Goal |
Copy each line where the word "thereon" occurs.

»»

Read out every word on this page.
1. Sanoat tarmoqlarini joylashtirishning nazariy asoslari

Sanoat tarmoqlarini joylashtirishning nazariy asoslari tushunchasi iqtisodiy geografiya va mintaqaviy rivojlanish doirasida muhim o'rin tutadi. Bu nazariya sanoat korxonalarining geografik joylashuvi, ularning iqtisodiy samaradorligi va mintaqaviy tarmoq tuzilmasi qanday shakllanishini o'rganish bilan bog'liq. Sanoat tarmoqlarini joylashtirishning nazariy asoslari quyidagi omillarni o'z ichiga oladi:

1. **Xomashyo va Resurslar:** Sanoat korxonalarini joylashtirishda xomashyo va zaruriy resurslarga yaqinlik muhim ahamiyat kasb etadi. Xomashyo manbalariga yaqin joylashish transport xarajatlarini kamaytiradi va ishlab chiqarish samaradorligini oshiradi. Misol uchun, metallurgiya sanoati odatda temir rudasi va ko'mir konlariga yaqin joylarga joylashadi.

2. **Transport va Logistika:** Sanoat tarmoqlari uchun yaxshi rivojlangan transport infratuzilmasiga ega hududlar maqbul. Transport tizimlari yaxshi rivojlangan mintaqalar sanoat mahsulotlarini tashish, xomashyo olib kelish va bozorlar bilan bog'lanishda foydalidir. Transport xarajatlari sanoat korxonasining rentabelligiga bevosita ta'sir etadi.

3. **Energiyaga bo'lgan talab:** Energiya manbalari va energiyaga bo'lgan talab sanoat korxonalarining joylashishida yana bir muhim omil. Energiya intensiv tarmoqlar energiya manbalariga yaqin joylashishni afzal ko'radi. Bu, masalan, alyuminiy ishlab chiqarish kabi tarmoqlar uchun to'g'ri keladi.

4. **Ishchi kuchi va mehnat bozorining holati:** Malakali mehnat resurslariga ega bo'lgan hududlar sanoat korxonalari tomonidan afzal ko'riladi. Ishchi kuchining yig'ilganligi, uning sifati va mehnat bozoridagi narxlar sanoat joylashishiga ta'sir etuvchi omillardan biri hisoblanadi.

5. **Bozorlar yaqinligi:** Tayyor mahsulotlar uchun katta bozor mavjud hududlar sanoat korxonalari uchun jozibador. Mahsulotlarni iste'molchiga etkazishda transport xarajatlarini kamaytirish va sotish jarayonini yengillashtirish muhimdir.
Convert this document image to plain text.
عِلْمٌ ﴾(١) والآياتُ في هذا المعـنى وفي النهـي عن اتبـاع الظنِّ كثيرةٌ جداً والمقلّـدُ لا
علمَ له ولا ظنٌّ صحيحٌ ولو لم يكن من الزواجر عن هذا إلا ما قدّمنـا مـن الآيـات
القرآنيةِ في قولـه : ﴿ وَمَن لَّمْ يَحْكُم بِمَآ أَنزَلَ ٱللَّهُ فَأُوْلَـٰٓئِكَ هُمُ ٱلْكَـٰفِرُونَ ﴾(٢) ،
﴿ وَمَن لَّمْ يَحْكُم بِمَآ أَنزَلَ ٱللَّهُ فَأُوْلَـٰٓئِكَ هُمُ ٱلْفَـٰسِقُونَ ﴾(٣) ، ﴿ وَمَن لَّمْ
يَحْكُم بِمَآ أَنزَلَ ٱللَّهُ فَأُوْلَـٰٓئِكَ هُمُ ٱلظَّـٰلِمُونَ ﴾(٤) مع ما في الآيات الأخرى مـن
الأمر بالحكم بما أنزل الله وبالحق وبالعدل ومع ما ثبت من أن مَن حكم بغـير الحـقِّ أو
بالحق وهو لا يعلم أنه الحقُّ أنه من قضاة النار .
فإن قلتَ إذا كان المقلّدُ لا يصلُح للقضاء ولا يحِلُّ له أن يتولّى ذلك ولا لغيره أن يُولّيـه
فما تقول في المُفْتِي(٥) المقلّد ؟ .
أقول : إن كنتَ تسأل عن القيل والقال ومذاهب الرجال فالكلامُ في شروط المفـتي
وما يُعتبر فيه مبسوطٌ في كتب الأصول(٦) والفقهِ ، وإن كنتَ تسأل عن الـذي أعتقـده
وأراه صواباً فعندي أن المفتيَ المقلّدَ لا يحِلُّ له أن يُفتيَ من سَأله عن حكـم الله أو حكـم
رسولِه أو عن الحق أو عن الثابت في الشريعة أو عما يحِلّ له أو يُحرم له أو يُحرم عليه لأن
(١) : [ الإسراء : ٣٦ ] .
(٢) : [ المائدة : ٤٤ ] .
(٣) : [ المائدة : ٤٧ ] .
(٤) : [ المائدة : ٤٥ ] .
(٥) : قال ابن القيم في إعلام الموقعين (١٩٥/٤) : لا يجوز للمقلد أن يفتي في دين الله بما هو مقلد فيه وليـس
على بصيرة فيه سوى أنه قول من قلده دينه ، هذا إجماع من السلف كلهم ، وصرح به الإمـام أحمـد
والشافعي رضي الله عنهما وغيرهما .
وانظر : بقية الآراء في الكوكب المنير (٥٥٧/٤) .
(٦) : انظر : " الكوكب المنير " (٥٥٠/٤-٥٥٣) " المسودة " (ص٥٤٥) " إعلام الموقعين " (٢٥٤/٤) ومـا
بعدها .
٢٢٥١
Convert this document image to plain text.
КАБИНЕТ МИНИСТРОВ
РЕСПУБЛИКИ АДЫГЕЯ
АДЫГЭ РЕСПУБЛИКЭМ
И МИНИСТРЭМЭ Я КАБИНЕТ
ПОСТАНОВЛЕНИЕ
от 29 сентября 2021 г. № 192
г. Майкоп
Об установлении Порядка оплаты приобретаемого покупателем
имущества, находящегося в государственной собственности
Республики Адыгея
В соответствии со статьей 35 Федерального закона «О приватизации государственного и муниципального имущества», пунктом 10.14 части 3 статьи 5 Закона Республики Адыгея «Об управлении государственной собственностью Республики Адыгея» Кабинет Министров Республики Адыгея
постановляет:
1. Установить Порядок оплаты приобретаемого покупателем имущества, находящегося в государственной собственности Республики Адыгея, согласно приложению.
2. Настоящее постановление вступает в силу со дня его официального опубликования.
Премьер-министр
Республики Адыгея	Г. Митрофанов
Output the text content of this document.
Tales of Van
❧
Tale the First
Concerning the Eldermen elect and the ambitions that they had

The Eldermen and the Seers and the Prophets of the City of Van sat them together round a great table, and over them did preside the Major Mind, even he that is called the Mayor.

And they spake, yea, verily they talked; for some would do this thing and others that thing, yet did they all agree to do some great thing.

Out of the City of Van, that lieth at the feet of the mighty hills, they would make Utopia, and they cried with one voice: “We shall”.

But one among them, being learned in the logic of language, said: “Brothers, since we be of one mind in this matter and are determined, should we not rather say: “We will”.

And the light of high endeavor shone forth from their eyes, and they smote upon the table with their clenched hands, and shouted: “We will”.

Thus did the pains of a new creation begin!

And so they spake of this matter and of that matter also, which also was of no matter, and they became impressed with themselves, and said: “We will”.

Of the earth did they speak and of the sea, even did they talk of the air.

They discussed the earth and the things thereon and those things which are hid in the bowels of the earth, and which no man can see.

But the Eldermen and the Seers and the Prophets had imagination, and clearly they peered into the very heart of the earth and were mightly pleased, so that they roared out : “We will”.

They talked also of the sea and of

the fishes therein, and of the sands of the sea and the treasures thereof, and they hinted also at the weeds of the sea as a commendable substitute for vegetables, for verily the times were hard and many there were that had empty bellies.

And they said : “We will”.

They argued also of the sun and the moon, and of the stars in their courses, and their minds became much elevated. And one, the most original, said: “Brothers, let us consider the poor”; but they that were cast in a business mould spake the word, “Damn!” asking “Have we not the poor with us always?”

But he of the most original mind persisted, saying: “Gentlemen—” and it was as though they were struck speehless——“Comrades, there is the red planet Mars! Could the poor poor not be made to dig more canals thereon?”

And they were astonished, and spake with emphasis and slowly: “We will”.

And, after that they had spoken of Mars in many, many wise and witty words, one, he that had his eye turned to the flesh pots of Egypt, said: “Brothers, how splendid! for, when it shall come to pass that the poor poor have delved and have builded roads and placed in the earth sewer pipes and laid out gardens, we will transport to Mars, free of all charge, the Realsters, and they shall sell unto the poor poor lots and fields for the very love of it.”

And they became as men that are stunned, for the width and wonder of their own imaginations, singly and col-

««

Response to this exercise |
They discussed the earth and the things thereon and those things which are hid in the bowels of the earth, and which no man can see.
But he of the most original mind persisted, saying: “Gentlemen—” and it was as though they were struck speehless——“Comrades, there is the red planet Mars! Could the poor poor not be made to dig more canals thereon?”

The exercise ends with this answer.